# Article

4

In the following why does the condition evaluate to false?

$_ = "aa11bb";  
if(/(.)\111/){  
    print "It matched!\n";  
}  

Does \11 or \111 have special meaning that Perl can not "see" \1?

Jim
  • 17,102
  • 31
  • 115
  • 227

2 Answers2

6

Actually Perl is interpreting \111 as an octal, which is not found in your string. It would only consider two or more digits backreferences if such number of groups is found. To avoid the ambiguity, use \g or \g{}. Quoting the docs (perlre - Capture Groups):

The \g and \k notations were introduced in Perl 5.10.0. Prior to that there were no named nor relative numbered capture groups. Absolute numbered groups were referred to using \1 , \2 , etc., and this notation is still accepted (and likely always will be). But it leads to some ambiguities if there are more than 9 capture groups, as \10 could mean either the tenth capture group, or the character whose ordinal in octal is 010 (a backspace in ASCII). Perl resolves this ambiguity by interpreting \10 as a backreference only if at least 10 left parentheses have opened before it. Likewise \11 is a backreference only if at least 11 left parentheses have opened before it. And so on. \1 through \9 are always interpreted as backreferences. There are several examples below that illustrate these perils. You can avoid the ambiguity by always using \g{} or \g if you mean capturing groups; and for octal constants always using \o{} , or for \077 and below, using 3 digits padded with leading zeros, since a leading zero implies an octal constant.

# What is expected
Copy the entire Perl backreference thread above, character for character.

# Supplied information
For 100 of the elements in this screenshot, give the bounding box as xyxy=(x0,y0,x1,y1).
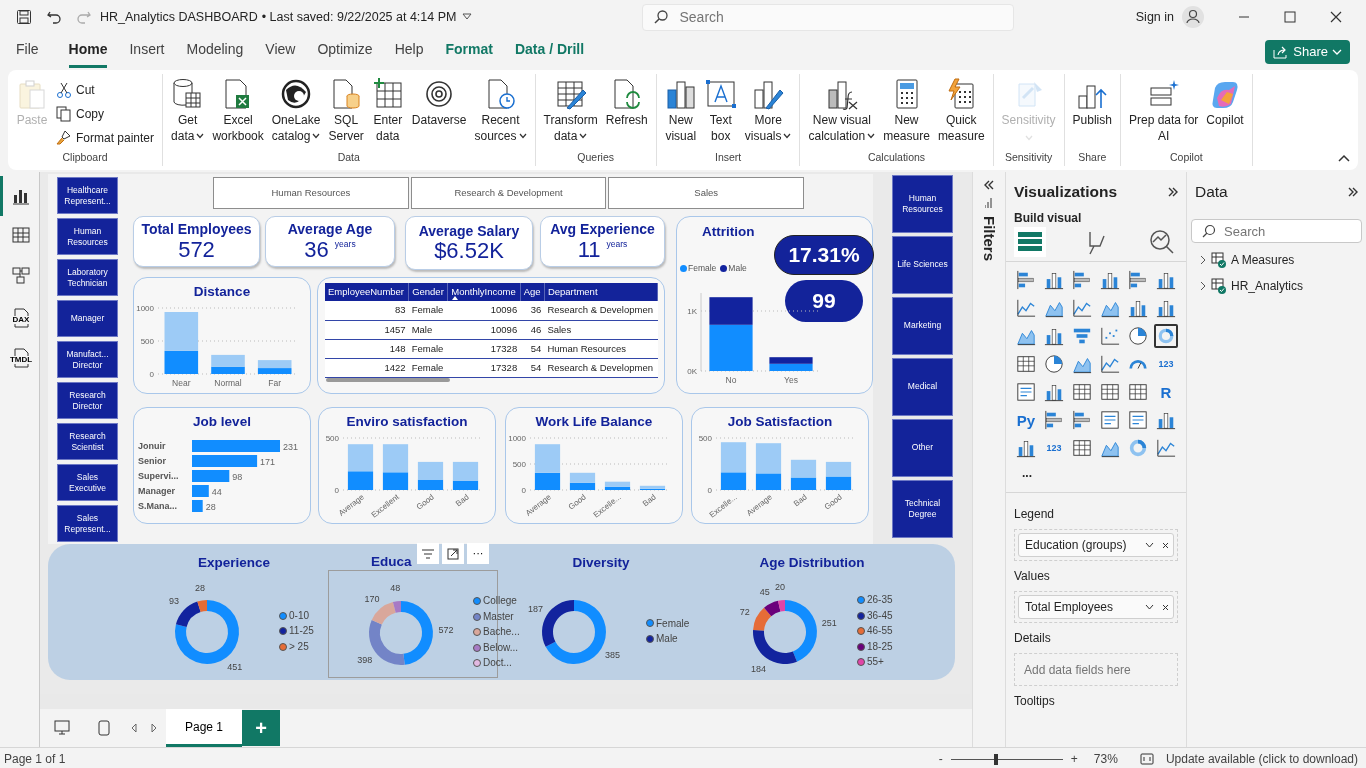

# Complete output
4

In the following why does the condition evaluate to false?

$_ = "aa11bb";  
if(/(.)\111/){  
    print "It matched!\n";  
}  

Does \11 or \111 have special meaning that Perl can not "see" \1?

Jim
  • 17,102
  • 31
  • 115
  • 227

2 Answers2

6

Actually Perl is interpreting \111 as an octal, which is not found in your string. It would only consider two or more digits backreferences if such number of groups is found. To avoid the ambiguity, use \g or \g{}. Quoting the docs (perlre - Capture Groups):

The \g and \k notations were introduced in Perl 5.10.0. Prior to that there were no named nor relative numbered capture groups. Absolute numbered groups were referred to using \1 , \2 , etc., and this notation is still accepted (and likely always will be). But it leads to some ambiguities if there are more than 9 capture groups, as \10 could mean either the tenth capture group, or the character whose ordinal in octal is 010 (a backspace in ASCII). Perl resolves this ambiguity by interpreting \10 as a backreference only if at least 10 left parentheses have opened before it. Likewise \11 is a backreference only if at least 11 left parentheses have opened before it. And so on. \1 through \9 are always interpreted as backreferences. There are several examples below that illustrate these perils. You can avoid the ambiguity by always using \g{} or \g if you mean capturing groups; and for octal constants always using \o{} , or for \077 and below, using 3 digits padded with leading zeros, since a leading zero implies an octal constant.